• [Письменное задание 1]: Перепечатайте без изменений строки листинга: всё от его начала вниз до строки, содержащей "city-name: Izmir xyxy=(20,276,101,314)", включая обе границы.

• [Отрывок для чтения]:
§
В XX веке на Западе броский и грустный афоризм «Ад — это другие», принадлежащий Сартру, который чутко уловил ход дел и склад чувств там, где каждодневно кипит «война всех против всех», нередко выдается за непреложную истину. Для уверовавших в него любовь — взаимное мучительство, тщетные судороги двух узников, бессильных выбраться из тюремных одиночек своих душ. Элюар даже в самые тяжелые минуты отчаяния не делал уступок этой философической безнравственности мещанства, и если в его общественных поступках подчас прорывалось анархическое своеволие, то в сугубо частных, сердечных переживаниях он до конца был свободен от индивидуалистической замкнутости. Для него нет ада страшнее, чем одиночество, и «я» вообще становится самим собой только вместе с «ты», без этого личность и для себя — всего лишь зияющая пустота, загадочное нечто.

Зато с момента встречи двоих все тайны рассеиваются, смутное безличье замещается отчетливым обликом. Словно волшебное зеркало, глаза, губы, руки тело возлюбленной при взгляде на нее вспыхивают пестрой радугой отсветов, возвращая любящему его истинный портрет, одухотворенный настолько, что зримы мельчайшие движения сердца, тень улыбки или печали, проблески мысли, пробуждение желаний. «Я заключен в круг зеркала такого чуткого, что если даже воздух струится во мне, у него есть лицо, любимое лицо, твое лицо». Воскрешенный из небытия этим жизнетворным чудо-зеркалом, которое одновременно и отбрасывает падающие на него лучи, и прозрачно, как кристалл горного хрусталя, Элюар с не меньшей жадностью всматривается в распахивающиеся перед ним дали зазеркалья. Нежные слова и ласки обнажают его подругу так, что старое присловье о потемках чужой души выглядит унылой глупостью. «Вскоре я стану читать по твоим венам, кровь твоя пронизывает тебя и тебя освещает». Самопознанье завершается познаньем другого, исчезают все тени, все перегородки, «звезда любви восходит отовсюду — кончено, больше нет следов ночи». Нет помех к тому, чтобы два существа, вдохнувшие друг в друга жизнь и ставшие прозрачными друг для друга, слились в неразлучное одно, породнились так, что ни одна из половин не может оторваться, не обрекая на гибель другую:

Даже когда мы с тобой друг от друга вдали Все нас роднит Частица тебя обитает в голосе эха И в зеркале В комнате в городе В каждом мужчине в женщине каждой В моем одиночестве И это всегда частица тебя И это всегда частица меня Мы разделили наследство Свою долю ты мне завещала Я свою завещаю тебе.
§
[Перечни областей и меток]
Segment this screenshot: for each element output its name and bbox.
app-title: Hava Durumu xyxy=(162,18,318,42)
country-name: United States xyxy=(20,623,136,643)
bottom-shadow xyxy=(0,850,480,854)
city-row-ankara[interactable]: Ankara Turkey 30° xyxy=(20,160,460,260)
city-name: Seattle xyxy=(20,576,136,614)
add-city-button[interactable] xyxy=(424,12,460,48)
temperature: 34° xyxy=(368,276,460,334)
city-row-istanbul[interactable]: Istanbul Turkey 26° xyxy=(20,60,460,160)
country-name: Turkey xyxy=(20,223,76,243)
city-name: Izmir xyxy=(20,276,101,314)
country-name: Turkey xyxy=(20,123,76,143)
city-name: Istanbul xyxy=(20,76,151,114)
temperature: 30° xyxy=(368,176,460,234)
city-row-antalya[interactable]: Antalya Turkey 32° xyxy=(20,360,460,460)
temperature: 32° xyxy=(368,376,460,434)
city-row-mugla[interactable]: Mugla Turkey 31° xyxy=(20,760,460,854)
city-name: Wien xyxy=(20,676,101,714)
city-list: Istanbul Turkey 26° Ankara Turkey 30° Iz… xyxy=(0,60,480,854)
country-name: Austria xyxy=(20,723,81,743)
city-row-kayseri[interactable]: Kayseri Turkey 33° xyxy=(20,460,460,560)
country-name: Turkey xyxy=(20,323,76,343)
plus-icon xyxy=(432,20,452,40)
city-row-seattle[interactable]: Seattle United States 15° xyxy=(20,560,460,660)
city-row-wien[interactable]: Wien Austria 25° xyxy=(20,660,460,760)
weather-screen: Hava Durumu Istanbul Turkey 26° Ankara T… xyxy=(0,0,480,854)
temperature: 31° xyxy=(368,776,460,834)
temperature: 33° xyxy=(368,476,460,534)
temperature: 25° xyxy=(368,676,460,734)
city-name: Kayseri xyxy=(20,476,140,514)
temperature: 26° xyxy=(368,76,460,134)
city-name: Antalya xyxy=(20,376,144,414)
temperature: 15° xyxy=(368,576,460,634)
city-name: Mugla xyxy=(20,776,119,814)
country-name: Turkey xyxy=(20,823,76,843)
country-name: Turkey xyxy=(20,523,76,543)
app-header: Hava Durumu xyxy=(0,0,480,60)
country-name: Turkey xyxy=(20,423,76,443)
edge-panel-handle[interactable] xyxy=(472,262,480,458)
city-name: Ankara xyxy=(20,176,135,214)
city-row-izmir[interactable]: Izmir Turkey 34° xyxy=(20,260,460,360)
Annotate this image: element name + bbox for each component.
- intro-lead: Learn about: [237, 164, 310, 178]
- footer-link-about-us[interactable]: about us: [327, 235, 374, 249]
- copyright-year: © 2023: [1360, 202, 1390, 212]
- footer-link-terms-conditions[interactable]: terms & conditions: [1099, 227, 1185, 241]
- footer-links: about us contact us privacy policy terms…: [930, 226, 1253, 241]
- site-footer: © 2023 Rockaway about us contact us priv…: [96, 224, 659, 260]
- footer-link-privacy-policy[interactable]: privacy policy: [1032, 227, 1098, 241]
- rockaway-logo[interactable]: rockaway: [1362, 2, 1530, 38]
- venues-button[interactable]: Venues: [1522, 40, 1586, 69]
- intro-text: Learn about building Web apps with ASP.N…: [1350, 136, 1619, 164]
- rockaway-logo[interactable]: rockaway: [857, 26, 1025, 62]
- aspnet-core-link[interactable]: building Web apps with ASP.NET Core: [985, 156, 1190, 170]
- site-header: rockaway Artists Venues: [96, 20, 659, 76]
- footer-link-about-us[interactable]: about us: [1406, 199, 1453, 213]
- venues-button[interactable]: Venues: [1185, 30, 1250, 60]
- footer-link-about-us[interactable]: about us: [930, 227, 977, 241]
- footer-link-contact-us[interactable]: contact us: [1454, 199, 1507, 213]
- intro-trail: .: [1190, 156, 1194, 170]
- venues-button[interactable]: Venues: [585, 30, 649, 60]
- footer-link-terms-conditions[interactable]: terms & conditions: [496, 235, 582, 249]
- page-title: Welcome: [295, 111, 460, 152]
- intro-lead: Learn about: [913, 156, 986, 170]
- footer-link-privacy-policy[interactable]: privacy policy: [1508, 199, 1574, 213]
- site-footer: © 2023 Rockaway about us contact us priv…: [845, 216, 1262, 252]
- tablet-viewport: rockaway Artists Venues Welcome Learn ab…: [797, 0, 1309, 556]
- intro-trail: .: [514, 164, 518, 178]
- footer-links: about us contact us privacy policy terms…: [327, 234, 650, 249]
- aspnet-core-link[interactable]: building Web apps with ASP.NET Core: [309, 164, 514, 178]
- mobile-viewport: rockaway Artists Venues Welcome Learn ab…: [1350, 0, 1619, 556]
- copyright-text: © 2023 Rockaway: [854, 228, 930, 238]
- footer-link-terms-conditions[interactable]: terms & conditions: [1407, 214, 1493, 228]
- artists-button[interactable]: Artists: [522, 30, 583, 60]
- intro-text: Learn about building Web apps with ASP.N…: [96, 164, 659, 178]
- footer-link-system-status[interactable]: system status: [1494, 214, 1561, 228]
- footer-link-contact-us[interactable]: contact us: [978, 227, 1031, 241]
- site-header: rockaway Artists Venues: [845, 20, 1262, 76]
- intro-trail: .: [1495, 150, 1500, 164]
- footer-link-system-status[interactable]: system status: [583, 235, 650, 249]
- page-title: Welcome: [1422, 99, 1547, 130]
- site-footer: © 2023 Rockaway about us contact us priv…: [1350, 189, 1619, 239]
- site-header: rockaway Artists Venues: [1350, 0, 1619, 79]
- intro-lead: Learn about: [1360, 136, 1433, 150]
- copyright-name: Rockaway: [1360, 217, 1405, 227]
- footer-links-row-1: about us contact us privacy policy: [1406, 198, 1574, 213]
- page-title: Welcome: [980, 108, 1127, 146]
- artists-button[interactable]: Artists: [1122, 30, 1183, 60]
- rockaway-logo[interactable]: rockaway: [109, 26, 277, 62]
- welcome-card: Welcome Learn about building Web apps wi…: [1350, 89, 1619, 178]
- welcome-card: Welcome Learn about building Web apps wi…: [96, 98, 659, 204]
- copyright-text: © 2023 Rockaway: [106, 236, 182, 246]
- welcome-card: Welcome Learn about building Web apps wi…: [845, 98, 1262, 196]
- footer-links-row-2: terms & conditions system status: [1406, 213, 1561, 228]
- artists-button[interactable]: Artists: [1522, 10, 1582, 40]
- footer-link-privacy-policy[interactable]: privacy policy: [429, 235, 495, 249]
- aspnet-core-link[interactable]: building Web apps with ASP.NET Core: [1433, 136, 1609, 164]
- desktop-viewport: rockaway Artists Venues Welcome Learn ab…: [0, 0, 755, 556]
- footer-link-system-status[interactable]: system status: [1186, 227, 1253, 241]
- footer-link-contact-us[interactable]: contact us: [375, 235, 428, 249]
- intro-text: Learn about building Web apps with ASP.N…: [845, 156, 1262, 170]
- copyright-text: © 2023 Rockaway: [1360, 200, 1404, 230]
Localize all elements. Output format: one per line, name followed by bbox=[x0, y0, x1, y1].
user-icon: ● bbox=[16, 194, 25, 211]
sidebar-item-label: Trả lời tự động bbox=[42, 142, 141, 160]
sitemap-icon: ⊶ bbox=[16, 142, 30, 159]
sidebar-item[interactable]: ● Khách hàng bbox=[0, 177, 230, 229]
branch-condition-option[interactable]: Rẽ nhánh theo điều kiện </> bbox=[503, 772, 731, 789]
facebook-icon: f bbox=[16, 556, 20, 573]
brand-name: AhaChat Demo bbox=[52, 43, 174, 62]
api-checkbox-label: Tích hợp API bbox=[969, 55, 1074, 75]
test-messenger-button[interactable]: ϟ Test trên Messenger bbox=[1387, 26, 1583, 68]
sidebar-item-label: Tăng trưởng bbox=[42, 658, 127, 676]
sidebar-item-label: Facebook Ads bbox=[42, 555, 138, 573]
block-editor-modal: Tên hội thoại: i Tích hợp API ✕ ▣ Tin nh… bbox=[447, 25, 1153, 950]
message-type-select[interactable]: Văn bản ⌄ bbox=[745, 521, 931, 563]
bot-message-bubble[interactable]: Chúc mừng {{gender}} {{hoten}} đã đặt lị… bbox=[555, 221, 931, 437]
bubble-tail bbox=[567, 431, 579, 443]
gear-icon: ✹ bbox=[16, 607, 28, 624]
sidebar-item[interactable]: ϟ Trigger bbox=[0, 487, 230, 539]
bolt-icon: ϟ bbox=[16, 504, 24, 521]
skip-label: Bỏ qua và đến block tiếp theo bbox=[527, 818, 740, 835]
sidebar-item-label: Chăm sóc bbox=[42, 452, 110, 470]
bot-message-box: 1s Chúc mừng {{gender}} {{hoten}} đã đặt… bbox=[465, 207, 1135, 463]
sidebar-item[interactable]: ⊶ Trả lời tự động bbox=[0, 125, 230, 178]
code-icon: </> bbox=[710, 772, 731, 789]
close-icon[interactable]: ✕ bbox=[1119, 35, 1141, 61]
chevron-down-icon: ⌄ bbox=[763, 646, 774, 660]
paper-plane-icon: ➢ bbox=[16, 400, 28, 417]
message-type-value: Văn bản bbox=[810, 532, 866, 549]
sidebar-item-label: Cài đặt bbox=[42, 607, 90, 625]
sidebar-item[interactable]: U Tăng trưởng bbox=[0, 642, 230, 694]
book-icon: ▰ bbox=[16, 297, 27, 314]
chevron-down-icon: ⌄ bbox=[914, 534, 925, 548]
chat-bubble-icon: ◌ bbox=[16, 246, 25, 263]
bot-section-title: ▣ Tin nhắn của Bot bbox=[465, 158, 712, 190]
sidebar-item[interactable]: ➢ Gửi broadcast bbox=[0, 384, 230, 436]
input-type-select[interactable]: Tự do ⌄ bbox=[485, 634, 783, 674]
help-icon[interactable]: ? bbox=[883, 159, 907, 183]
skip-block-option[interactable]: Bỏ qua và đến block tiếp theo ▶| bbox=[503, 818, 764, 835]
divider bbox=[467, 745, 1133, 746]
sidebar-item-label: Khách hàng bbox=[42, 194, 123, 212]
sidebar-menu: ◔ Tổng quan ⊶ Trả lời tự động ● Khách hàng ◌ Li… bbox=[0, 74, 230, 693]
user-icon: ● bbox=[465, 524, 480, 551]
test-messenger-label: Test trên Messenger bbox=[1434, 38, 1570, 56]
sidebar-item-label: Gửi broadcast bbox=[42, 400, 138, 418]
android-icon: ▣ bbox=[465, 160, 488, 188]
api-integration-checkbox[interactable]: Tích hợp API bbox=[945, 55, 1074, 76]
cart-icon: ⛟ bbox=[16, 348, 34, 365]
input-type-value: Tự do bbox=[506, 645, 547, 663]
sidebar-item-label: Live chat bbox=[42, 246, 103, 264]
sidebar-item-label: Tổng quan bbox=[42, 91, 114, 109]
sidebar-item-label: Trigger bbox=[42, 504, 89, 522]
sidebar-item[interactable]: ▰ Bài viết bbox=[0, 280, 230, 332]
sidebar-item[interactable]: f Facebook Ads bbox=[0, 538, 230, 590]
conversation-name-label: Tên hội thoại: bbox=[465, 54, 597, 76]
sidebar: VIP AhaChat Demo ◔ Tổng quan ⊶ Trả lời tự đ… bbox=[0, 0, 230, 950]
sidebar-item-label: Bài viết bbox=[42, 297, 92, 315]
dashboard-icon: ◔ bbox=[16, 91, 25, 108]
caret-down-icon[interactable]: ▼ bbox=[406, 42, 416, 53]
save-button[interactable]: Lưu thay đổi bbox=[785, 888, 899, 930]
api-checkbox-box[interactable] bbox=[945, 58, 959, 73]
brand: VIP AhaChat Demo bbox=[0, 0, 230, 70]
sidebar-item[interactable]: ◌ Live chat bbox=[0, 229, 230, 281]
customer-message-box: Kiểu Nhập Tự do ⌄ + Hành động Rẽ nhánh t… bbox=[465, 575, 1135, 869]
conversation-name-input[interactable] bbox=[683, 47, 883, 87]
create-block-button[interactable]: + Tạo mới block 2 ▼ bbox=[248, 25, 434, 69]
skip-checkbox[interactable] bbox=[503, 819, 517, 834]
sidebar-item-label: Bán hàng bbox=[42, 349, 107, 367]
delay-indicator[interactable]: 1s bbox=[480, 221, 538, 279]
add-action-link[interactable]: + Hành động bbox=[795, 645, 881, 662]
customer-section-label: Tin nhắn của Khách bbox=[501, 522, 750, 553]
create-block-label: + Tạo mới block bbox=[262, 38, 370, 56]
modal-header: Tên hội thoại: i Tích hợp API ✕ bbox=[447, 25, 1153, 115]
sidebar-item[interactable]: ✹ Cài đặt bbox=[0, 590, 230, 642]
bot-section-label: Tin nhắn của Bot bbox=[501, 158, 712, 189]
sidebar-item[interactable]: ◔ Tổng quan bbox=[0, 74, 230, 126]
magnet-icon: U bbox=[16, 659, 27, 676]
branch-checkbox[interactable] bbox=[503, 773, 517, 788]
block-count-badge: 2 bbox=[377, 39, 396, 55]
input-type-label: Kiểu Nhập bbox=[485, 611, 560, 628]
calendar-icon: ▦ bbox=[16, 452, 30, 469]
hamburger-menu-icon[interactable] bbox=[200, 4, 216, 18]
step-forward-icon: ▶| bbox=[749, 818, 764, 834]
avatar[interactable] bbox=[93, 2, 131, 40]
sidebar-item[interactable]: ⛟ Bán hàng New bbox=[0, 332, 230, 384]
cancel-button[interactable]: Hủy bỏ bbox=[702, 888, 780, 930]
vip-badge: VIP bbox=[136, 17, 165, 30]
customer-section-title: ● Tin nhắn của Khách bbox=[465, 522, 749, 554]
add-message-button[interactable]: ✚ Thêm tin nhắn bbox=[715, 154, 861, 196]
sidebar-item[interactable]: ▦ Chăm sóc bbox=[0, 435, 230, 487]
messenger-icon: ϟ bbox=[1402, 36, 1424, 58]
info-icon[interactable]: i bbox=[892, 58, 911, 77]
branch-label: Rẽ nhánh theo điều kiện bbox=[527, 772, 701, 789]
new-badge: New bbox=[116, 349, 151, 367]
§
• [Письменное задание 2]:
Ответьте по отрывку об Элюаре:
(a) Кому принадлежит афоризм «Ад — это другие»?
(b) С чем сравнивается прозрачность чудо-зеркала?
(c) Что, согласно стихотворению в конце отрывка, разделили «мы»?

• [Итоговый результат 1]:
Segment this screenshot: for each element output its name and bbox.
app-title: Hava Durumu xyxy=(162,18,318,42)
country-name: United States xyxy=(20,623,136,643)
bottom-shadow xyxy=(0,850,480,854)
city-row-ankara[interactable]: Ankara Turkey 30° xyxy=(20,160,460,260)
city-name: Seattle xyxy=(20,576,136,614)
add-city-button[interactable] xyxy=(424,12,460,48)
temperature: 34° xyxy=(368,276,460,334)
city-row-istanbul[interactable]: Istanbul Turkey 26° xyxy=(20,60,460,160)
country-name: Turkey xyxy=(20,223,76,243)
city-name: Izmir xyxy=(20,276,101,314)

• [Итоговый результат 2]:
(a) Афоризм принадлежит Сартру.
(b) Её сравнивают с кристаллом горного хрусталя.
(c) «Мы» разделили наследство.